=== Problem to solve ===
Find out how many lines of the material contain the string "five" and give only that figure.

= = = = =

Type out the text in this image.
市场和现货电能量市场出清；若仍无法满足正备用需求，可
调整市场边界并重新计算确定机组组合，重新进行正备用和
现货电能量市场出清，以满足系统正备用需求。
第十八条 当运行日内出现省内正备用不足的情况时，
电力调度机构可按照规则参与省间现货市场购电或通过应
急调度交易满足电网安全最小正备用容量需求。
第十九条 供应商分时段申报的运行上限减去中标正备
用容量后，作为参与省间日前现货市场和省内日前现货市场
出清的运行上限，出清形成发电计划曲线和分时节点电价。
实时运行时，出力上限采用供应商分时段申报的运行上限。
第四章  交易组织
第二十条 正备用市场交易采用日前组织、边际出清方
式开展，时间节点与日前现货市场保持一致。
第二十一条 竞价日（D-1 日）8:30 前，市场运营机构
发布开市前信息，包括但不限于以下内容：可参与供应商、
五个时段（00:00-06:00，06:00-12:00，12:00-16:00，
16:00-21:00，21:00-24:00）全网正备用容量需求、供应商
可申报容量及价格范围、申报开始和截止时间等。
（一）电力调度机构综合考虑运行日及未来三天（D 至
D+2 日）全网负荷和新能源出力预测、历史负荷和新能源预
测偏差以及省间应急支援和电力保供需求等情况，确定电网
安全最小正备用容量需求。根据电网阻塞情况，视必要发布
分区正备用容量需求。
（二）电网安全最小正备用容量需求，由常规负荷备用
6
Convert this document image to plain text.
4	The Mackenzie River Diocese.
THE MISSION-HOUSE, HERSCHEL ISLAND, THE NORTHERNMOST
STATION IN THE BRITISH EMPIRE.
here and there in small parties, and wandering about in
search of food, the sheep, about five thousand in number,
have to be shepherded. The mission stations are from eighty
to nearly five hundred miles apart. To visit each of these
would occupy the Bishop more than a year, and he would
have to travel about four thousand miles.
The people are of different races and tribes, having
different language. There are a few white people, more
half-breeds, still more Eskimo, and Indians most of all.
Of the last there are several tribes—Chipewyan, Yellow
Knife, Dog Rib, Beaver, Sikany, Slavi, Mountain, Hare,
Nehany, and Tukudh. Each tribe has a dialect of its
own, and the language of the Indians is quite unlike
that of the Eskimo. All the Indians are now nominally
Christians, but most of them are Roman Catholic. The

= = = = =

=== Answer in full ===
2